### EXERCISE DIRECTIONS
Repeat everything in the data exactly except images.

***

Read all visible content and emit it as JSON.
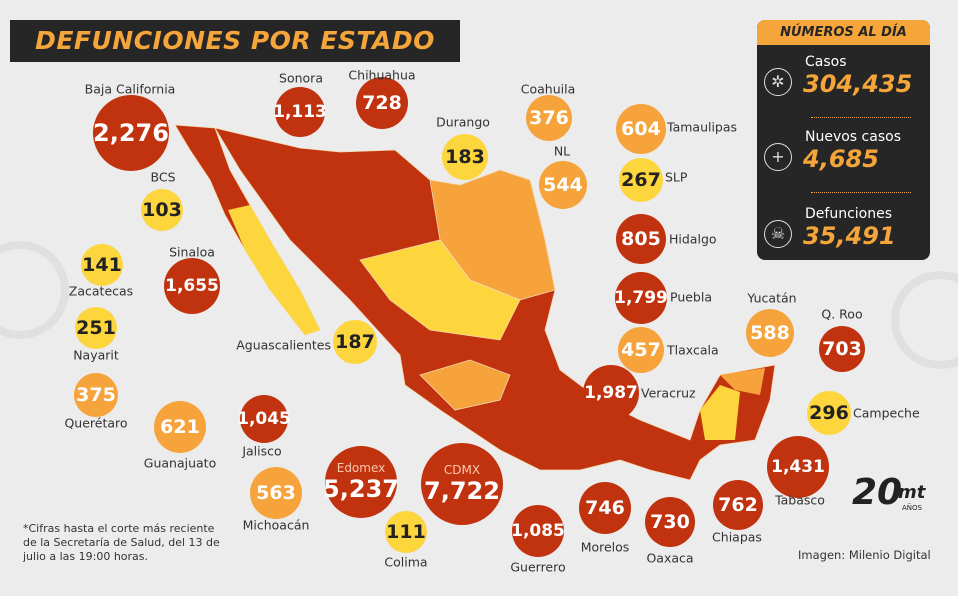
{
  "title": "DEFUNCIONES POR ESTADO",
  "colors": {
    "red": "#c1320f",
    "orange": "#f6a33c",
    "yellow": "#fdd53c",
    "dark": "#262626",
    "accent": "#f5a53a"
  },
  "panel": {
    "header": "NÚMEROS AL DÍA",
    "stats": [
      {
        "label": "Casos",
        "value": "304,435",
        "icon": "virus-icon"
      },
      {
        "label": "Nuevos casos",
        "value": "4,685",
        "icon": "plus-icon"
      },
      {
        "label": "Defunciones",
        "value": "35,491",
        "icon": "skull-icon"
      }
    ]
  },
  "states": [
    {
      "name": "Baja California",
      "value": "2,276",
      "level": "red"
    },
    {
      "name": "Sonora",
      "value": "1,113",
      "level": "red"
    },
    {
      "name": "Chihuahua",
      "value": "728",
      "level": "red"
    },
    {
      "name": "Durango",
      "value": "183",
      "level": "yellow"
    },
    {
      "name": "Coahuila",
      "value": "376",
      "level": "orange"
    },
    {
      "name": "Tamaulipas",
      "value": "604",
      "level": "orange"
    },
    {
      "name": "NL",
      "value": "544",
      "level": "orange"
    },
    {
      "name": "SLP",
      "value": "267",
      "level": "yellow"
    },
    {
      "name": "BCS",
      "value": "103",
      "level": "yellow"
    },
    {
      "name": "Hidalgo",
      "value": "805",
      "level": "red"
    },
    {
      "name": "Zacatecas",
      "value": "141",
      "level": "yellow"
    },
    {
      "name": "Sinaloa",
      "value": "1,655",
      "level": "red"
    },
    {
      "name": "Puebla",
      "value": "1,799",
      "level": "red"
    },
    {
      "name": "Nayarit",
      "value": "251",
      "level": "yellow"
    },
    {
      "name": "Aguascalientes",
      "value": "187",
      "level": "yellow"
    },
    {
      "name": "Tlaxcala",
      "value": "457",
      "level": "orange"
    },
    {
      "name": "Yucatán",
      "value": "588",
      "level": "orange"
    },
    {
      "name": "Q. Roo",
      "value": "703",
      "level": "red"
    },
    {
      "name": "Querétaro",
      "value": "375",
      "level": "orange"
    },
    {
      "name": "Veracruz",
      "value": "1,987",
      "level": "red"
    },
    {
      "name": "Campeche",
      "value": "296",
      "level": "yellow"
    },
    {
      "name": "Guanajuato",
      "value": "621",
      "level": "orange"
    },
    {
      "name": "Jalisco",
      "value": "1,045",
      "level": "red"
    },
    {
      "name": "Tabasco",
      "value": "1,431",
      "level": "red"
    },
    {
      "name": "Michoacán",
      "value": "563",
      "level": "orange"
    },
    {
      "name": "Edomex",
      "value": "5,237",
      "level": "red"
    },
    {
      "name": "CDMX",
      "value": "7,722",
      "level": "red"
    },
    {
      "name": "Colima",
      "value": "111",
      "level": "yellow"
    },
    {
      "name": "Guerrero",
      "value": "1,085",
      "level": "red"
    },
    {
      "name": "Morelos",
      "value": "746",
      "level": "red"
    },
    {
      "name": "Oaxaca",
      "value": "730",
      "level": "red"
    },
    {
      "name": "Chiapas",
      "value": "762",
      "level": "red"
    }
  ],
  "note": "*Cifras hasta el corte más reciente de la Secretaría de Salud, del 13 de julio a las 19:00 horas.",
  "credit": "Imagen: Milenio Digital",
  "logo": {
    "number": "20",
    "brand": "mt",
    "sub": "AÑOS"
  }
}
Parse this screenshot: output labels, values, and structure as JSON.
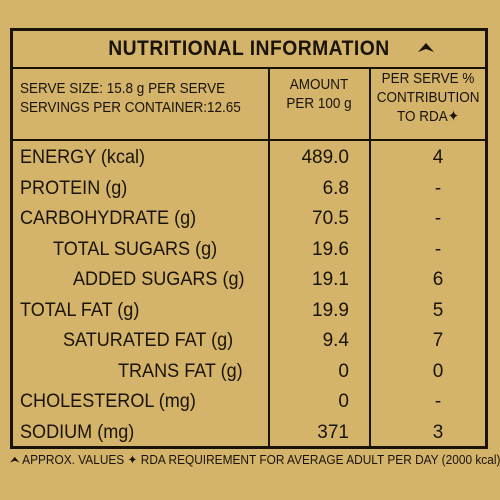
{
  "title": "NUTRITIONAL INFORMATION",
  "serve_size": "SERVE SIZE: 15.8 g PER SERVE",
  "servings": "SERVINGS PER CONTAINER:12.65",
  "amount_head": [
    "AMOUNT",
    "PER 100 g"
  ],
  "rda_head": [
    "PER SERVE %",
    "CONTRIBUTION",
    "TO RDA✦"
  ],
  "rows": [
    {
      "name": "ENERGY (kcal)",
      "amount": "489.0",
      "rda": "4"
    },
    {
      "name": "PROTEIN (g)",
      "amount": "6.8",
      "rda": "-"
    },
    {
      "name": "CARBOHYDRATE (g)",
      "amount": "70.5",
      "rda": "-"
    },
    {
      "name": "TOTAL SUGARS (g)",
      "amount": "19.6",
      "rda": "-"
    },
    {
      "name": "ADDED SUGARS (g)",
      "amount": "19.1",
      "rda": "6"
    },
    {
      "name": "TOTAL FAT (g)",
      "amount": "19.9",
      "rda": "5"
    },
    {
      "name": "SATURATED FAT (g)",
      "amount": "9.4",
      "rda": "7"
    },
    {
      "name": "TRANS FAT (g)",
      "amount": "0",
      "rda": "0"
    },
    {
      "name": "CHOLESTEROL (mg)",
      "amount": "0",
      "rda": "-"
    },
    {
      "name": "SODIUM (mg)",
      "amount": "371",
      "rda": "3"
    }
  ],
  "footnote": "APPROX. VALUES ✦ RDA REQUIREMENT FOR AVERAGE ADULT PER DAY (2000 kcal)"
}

***

### EXPECTED OUTPUT
Read all visible content and emit it as JSON.
{
  "title": "DEFUNCIONES POR ESTADO",
  "colors": {
    "red": "#c1320f",
    "orange": "#f6a33c",
    "yellow": "#fdd53c",
    "dark": "#262626",
    "accent": "#f5a53a"
  },
  "panel": {
    "header": "NÚMEROS AL DÍA",
    "stats": [
      {
        "label": "Casos",
        "value": "304,435",
        "icon": "virus-icon"
      },
      {
        "label": "Nuevos casos",
        "value": "4,685",
        "icon": "plus-icon"
      },
      {
        "label": "Defunciones",
        "value": "35,491",
        "icon": "skull-icon"
      }
    ]
  },
  "states": [
    {
      "name": "Baja California",
      "value": "2,276",
      "level": "red"
    },
    {
      "name": "Sonora",
      "value": "1,113",
      "level": "red"
    },
    {
      "name": "Chihuahua",
      "value": "728",
      "level": "red"
    },
    {
      "name": "Durango",
      "value": "183",
      "level": "yellow"
    },
    {
      "name": "Coahuila",
      "value": "376",
      "level": "orange"
    },
    {
      "name": "Tamaulipas",
      "value": "604",
      "level": "orange"
    },
    {
      "name": "NL",
      "value": "544",
      "level": "orange"
    },
    {
      "name": "SLP",
      "value": "267",
      "level": "yellow"
    },
    {
      "name": "BCS",
      "value": "103",
      "level": "yellow"
    },
    {
      "name": "Hidalgo",
      "value": "805",
      "level": "red"
    },
    {
      "name": "Zacatecas",
      "value": "141",
      "level": "yellow"
    },
    {
      "name": "Sinaloa",
      "value": "1,655",
      "level": "red"
    },
    {
      "name": "Puebla",
      "value": "1,799",
      "level": "red"
    },
    {
      "name": "Nayarit",
      "value": "251",
      "level": "yellow"
    },
    {
      "name": "Aguascalientes",
      "value": "187",
      "level": "yellow"
    },
    {
      "name": "Tlaxcala",
      "value": "457",
      "level": "orange"
    },
    {
      "name": "Yucatán",
      "value": "588",
      "level": "orange"
    },
    {
      "name": "Q. Roo",
      "value": "703",
      "level": "red"
    },
    {
      "name": "Querétaro",
      "value": "375",
      "level": "orange"
    },
    {
      "name": "Veracruz",
      "value": "1,987",
      "level": "red"
    },
    {
      "name": "Campeche",
      "value": "296",
      "level": "yellow"
    },
    {
      "name": "Guanajuato",
      "value": "621",
      "level": "orange"
    },
    {
      "name": "Jalisco",
      "value": "1,045",
      "level": "red"
    },
    {
      "name": "Tabasco",
      "value": "1,431",
      "level": "red"
    },
    {
      "name": "Michoacán",
      "value": "563",
      "level": "orange"
    },
    {
      "name": "Edomex",
      "value": "5,237",
      "level": "red"
    },
    {
      "name": "CDMX",
      "value": "7,722",
      "level": "red"
    },
    {
      "name": "Colima",
      "value": "111",
      "level": "yellow"
    },
    {
      "name": "Guerrero",
      "value": "1,085",
      "level": "red"
    },
    {
      "name": "Morelos",
      "value": "746",
      "level": "red"
    },
    {
      "name": "Oaxaca",
      "value": "730",
      "level": "red"
    },
    {
      "name": "Chiapas",
      "value": "762",
      "level": "red"
    }
  ],
  "note": "*Cifras hasta el corte más reciente de la Secretaría de Salud, del 13 de julio a las 19:00 horas.",
  "credit": "Imagen: Milenio Digital",
  "logo": {
    "number": "20",
    "brand": "mt",
    "sub": "AÑOS"
  }
}
Parse this screenshot: output labels, values, and structure as JSON.
{
  "title": "NUTRITIONAL INFORMATION",
  "serve_size": "SERVE SIZE: 15.8 g PER SERVE",
  "servings": "SERVINGS PER CONTAINER:12.65",
  "amount_head": [
    "AMOUNT",
    "PER 100 g"
  ],
  "rda_head": [
    "PER SERVE %",
    "CONTRIBUTION",
    "TO RDA✦"
  ],
  "rows": [
    {
      "name": "ENERGY (kcal)",
      "amount": "489.0",
      "rda": "4"
    },
    {
      "name": "PROTEIN (g)",
      "amount": "6.8",
      "rda": "-"
    },
    {
      "name": "CARBOHYDRATE (g)",
      "amount": "70.5",
      "rda": "-"
    },
    {
      "name": "TOTAL SUGARS (g)",
      "amount": "19.6",
      "rda": "-"
    },
    {
      "name": "ADDED SUGARS (g)",
      "amount": "19.1",
      "rda": "6"
    },
    {
      "name": "TOTAL FAT (g)",
      "amount": "19.9",
      "rda": "5"
    },
    {
      "name": "SATURATED FAT (g)",
      "amount": "9.4",
      "rda": "7"
    },
    {
      "name": "TRANS FAT (g)",
      "amount": "0",
      "rda": "0"
    },
    {
      "name": "CHOLESTEROL (mg)",
      "amount": "0",
      "rda": "-"
    },
    {
      "name": "SODIUM (mg)",
      "amount": "371",
      "rda": "3"
    }
  ],
  "footnote": "APPROX. VALUES ✦ RDA REQUIREMENT FOR AVERAGE ADULT PER DAY (2000 kcal)"
}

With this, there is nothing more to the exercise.